Given exercise — Reproduce all the entries exactly.
--- BEGIN Input material ---
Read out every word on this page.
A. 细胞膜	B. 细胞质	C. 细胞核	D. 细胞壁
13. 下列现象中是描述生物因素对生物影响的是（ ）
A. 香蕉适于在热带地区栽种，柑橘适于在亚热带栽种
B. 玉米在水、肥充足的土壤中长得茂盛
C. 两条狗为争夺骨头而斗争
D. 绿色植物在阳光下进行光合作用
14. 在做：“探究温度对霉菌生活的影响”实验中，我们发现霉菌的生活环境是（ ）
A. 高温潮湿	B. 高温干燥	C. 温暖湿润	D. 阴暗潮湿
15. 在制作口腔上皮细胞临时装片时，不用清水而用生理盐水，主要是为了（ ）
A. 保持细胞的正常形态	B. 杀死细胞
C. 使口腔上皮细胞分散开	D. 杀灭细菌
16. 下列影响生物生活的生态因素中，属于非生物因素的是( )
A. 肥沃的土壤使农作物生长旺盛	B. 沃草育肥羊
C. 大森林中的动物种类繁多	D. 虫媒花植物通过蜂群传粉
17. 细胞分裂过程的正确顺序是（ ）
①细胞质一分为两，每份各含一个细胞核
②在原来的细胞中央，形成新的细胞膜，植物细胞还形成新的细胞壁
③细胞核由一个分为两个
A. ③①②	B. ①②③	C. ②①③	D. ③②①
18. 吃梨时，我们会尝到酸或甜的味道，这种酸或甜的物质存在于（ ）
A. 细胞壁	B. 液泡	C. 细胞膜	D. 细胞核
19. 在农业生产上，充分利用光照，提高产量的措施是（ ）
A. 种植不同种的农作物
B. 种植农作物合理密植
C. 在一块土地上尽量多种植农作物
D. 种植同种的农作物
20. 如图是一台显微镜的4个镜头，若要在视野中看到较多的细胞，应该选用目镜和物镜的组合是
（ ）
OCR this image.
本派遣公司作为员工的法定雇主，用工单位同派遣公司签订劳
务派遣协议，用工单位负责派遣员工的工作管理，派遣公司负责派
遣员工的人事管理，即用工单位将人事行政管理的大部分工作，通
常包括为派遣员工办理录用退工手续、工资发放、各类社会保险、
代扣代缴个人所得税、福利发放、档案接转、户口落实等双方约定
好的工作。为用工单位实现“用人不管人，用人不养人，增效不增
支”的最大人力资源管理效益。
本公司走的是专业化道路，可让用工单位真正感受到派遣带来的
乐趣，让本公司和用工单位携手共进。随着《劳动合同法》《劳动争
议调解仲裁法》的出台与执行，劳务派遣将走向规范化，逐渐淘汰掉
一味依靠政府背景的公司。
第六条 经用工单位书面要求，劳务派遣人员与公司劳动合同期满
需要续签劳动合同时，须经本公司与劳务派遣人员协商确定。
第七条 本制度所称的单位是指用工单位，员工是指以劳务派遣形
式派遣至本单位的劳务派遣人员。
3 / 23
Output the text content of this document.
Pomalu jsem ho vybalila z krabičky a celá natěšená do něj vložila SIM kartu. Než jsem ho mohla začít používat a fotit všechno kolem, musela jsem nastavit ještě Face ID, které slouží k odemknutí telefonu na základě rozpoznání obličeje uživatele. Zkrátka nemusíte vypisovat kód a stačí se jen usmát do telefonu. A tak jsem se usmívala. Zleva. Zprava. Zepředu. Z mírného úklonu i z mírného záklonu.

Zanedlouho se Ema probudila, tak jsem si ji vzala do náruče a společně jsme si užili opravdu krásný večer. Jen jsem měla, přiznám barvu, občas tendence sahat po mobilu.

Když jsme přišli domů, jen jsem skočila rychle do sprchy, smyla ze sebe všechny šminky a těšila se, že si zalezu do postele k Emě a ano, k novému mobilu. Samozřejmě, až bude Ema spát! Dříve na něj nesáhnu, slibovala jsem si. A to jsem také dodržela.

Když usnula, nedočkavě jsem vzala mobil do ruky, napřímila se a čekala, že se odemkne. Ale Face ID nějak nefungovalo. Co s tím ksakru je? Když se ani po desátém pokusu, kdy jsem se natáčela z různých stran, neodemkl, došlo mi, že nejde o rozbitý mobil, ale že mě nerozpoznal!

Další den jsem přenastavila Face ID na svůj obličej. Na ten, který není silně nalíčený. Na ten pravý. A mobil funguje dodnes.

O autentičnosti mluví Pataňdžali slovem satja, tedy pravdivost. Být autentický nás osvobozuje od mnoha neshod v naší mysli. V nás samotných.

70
--- END Input material ---
Solution to this problem —
Read out every word on this page.
A. 细胞膜	B. 细胞质	C. 细胞核	D. 细胞壁
13. 下列现象中是描述生物因素对生物影响的是（ ）
A. 香蕉适于在热带地区栽种，柑橘适于在亚热带栽种
B. 玉米在水、肥充足的土壤中长得茂盛
C. 两条狗为争夺骨头而斗争
D. 绿色植物在阳光下进行光合作用
14. 在做：“探究温度对霉菌生活的影响”实验中，我们发现霉菌的生活环境是（ ）
A. 高温潮湿	B. 高温干燥	C. 温暖湿润	D. 阴暗潮湿
15. 在制作口腔上皮细胞临时装片时，不用清水而用生理盐水，主要是为了（ ）
A. 保持细胞的正常形态	B. 杀死细胞
C. 使口腔上皮细胞分散开	D. 杀灭细菌
16. 下列影响生物生活的生态因素中，属于非生物因素的是( )
A. 肥沃的土壤使农作物生长旺盛	B. 沃草育肥羊
C. 大森林中的动物种类繁多	D. 虫媒花植物通过蜂群传粉
17. 细胞分裂过程的正确顺序是（ ）
①细胞质一分为两，每份各含一个细胞核
②在原来的细胞中央，形成新的细胞膜，植物细胞还形成新的细胞壁
③细胞核由一个分为两个
A. ③①②	B. ①②③	C. ②①③	D. ③②①
18. 吃梨时，我们会尝到酸或甜的味道，这种酸或甜的物质存在于（ ）
A. 细胞壁	B. 液泡	C. 细胞膜	D. 细胞核
19. 在农业生产上，充分利用光照，提高产量的措施是（ ）
A. 种植不同种的农作物
B. 种植农作物合理密植
C. 在一块土地上尽量多种植农作物
D. 种植同种的农作物
20. 如图是一台显微镜的4个镜头，若要在视野中看到较多的细胞，应该选用目镜和物镜的组合是
（ ）
OCR this image.
本派遣公司作为员工的法定雇主，用工单位同派遣公司签订劳
务派遣协议，用工单位负责派遣员工的工作管理，派遣公司负责派
遣员工的人事管理，即用工单位将人事行政管理的大部分工作，通
常包括为派遣员工办理录用退工手续、工资发放、各类社会保险、
代扣代缴个人所得税、福利发放、档案接转、户口落实等双方约定
好的工作。为用工单位实现“用人不管人，用人不养人，增效不增
支”的最大人力资源管理效益。
本公司走的是专业化道路，可让用工单位真正感受到派遣带来的
乐趣，让本公司和用工单位携手共进。随着《劳动合同法》《劳动争
议调解仲裁法》的出台与执行，劳务派遣将走向规范化，逐渐淘汰掉
一味依靠政府背景的公司。
第六条 经用工单位书面要求，劳务派遣人员与公司劳动合同期满
需要续签劳动合同时，须经本公司与劳务派遣人员协商确定。
第七条 本制度所称的单位是指用工单位，员工是指以劳务派遣形
式派遣至本单位的劳务派遣人员。
3 / 23
Output the text content of this document.
Pomalu jsem ho vybalila z krabičky a celá natěšená do něj vložila SIM kartu. Než jsem ho mohla začít používat a fotit všechno kolem, musela jsem nastavit ještě Face ID, které slouží k odemknutí telefonu na základě rozpoznání obličeje uživatele. Zkrátka nemusíte vypisovat kód a stačí se jen usmát do telefonu. A tak jsem se usmívala. Zleva. Zprava. Zepředu. Z mírného úklonu i z mírného záklonu.

Zanedlouho se Ema probudila, tak jsem si ji vzala do náruče a společně jsme si užili opravdu krásný večer. Jen jsem měla, přiznám barvu, občas tendence sahat po mobilu.

Když jsme přišli domů, jen jsem skočila rychle do sprchy, smyla ze sebe všechny šminky a těšila se, že si zalezu do postele k Emě a ano, k novému mobilu. Samozřejmě, až bude Ema spát! Dříve na něj nesáhnu, slibovala jsem si. A to jsem také dodržela.

Když usnula, nedočkavě jsem vzala mobil do ruky, napřímila se a čekala, že se odemkne. Ale Face ID nějak nefungovalo. Co s tím ksakru je? Když se ani po desátém pokusu, kdy jsem se natáčela z různých stran, neodemkl, došlo mi, že nejde o rozbitý mobil, ale že mě nerozpoznal!

Další den jsem přenastavila Face ID na svůj obličej. Na ten, který není silně nalíčený. Na ten pravý. A mobil funguje dodnes.

O autentičnosti mluví Pataňdžali slovem satja, tedy pravdivost. Být autentický nás osvobozuje od mnoha neshod v naší mysli. V nás samotných.

70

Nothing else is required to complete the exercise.